Prompt –
Return each line containing "story".

** start of Information shown **

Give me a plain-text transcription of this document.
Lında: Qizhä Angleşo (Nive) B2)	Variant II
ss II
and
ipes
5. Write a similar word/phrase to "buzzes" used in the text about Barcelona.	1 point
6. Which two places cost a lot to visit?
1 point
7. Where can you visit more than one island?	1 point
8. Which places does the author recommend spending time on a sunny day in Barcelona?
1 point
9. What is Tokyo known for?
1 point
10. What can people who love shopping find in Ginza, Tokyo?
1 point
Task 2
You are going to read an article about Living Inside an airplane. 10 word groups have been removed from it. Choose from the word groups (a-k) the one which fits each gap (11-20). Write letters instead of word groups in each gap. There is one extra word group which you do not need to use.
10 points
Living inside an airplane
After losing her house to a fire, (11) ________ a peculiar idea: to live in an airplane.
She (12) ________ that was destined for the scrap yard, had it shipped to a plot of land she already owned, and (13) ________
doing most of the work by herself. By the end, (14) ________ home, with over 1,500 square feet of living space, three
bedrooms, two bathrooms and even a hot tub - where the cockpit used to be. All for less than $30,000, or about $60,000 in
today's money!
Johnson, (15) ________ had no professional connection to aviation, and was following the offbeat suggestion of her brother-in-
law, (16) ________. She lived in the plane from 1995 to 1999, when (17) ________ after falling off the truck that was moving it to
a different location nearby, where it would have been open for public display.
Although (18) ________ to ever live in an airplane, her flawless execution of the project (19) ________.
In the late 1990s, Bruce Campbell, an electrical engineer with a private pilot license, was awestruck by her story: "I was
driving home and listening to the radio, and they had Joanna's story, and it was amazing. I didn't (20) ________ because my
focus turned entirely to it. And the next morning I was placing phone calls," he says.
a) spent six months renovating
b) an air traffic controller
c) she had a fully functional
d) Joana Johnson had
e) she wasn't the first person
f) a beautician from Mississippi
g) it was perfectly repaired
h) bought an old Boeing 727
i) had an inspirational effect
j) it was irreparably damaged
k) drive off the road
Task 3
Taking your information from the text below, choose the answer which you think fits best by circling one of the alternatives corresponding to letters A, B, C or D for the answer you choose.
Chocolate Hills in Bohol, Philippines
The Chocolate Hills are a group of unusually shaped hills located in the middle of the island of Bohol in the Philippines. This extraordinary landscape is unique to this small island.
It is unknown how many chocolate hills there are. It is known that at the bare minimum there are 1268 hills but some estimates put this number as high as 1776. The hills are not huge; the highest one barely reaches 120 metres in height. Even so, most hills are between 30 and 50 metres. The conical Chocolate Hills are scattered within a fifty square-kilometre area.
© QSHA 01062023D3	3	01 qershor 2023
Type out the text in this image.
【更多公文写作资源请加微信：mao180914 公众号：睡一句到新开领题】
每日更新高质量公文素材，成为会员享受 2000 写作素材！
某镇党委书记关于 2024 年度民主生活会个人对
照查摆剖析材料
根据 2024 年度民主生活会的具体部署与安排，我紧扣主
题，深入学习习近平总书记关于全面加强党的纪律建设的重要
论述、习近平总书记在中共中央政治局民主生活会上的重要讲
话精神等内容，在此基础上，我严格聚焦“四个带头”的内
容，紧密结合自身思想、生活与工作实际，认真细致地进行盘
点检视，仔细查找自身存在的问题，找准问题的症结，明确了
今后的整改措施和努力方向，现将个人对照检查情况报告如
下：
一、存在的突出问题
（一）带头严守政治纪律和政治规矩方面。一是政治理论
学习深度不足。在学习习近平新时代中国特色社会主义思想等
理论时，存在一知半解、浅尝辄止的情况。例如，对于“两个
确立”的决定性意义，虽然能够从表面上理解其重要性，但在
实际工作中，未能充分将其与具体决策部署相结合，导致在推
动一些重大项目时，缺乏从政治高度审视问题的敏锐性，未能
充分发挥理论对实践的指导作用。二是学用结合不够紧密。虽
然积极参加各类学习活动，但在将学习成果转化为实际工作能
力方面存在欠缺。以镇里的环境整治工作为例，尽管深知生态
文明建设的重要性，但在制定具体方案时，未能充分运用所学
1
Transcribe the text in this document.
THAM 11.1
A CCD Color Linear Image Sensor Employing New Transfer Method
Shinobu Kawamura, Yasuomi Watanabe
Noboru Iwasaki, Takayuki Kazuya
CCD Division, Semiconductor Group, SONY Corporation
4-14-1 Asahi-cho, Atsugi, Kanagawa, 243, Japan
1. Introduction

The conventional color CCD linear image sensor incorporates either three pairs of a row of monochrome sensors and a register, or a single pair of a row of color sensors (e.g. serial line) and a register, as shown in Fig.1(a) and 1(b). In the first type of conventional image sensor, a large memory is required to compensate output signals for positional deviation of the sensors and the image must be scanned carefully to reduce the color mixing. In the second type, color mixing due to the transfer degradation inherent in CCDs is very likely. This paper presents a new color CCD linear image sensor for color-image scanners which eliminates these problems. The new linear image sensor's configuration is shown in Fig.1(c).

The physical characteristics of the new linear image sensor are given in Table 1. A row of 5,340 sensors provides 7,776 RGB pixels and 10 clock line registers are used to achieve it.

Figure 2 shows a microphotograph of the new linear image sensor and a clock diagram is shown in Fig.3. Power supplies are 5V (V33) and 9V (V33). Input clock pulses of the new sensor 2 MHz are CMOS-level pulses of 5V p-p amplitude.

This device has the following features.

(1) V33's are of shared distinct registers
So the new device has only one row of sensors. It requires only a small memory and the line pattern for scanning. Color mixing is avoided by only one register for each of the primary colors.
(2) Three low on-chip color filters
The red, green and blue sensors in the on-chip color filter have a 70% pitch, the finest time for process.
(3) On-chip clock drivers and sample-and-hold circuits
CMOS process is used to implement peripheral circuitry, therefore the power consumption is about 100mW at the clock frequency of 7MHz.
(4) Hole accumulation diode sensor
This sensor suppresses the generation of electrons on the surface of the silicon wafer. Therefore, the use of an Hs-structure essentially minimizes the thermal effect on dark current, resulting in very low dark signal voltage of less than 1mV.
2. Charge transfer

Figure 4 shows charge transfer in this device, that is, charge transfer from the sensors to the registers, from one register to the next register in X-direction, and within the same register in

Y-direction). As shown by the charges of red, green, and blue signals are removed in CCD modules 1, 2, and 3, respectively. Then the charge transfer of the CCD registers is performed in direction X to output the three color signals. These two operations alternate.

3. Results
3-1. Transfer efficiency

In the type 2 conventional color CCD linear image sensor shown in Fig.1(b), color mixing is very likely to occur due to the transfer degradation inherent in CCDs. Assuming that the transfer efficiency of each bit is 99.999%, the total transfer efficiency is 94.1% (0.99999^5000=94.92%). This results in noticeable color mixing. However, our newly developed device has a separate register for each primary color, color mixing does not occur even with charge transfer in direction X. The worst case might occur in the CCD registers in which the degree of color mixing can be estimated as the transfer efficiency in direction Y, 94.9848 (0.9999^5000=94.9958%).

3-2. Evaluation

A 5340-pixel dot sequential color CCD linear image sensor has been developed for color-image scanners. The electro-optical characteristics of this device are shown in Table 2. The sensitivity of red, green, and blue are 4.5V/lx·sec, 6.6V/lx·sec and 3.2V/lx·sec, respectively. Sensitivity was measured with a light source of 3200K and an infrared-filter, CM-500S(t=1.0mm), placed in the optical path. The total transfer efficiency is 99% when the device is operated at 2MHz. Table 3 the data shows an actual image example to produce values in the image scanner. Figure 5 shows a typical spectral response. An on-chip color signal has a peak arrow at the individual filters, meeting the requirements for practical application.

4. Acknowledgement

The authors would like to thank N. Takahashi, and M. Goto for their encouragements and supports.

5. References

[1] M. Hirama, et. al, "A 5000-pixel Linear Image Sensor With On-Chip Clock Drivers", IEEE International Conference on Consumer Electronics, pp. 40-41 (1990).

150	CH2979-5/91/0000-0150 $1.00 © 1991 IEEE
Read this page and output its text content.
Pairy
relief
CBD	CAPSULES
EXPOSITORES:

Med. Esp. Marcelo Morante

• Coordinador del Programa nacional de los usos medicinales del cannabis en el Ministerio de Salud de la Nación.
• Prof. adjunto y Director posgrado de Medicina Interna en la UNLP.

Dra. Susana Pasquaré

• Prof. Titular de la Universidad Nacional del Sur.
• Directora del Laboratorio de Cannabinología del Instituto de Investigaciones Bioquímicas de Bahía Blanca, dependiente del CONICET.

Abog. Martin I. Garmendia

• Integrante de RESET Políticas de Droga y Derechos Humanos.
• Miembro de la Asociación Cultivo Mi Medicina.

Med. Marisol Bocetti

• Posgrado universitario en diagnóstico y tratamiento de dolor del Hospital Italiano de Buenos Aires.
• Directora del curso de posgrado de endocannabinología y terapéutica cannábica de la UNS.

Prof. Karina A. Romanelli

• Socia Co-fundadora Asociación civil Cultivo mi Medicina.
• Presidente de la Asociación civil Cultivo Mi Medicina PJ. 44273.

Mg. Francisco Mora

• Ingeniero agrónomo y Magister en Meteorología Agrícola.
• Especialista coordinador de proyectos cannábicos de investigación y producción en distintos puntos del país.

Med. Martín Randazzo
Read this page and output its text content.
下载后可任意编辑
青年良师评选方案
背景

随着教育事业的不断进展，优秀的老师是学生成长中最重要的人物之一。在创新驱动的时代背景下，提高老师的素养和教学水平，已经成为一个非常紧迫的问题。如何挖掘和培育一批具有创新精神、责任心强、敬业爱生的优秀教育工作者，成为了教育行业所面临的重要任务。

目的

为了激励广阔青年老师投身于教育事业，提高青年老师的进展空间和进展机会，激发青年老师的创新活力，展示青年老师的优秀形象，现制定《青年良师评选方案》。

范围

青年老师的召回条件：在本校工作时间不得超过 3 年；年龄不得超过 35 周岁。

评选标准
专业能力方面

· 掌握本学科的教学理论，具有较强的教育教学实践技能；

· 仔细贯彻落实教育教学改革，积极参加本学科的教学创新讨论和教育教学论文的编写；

** end of Information shown **

Exercise answer –
In the late 1990s, Bruce Campbell, an electrical engineer with a private pilot license, was awestruck by her story: "I was
driving home and listening to the radio, and they had Joanna's story, and it was amazing. I didn't (20) ________ because my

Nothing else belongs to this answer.